■ THE PROBLEM: Pull every line that holds the word "montessorimaja" from the entries.

━━━━━━━━━━━━━━━━━━━━

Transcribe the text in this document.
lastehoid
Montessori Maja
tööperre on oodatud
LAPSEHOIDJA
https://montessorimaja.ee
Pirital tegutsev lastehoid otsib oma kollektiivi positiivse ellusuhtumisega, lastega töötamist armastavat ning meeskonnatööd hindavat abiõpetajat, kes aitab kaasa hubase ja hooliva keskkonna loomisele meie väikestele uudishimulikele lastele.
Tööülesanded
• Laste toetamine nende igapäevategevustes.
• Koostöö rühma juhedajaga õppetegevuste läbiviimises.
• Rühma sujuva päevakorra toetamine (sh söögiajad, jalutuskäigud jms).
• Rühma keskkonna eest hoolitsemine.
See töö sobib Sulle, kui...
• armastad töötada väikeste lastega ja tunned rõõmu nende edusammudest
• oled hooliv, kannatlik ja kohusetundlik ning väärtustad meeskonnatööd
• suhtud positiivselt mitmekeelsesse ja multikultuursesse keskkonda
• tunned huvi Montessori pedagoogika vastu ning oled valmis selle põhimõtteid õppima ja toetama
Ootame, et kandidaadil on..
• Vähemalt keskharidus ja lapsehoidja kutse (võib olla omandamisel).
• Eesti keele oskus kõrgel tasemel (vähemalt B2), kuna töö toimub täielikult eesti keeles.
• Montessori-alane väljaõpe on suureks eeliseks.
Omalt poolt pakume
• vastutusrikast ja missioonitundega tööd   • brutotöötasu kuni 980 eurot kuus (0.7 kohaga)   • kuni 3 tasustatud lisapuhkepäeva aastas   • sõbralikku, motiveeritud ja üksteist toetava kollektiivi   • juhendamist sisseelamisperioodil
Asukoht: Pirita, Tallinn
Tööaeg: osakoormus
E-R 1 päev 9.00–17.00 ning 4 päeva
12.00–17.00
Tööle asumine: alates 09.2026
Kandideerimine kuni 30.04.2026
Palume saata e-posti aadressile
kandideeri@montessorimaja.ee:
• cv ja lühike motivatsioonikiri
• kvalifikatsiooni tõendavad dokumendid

━━━━━━━━━━━━━━━━━━━━

■ RESULT OF THE EXERCISE:
https://montessorimaja.ee
kandideeri@montessorimaja.ee:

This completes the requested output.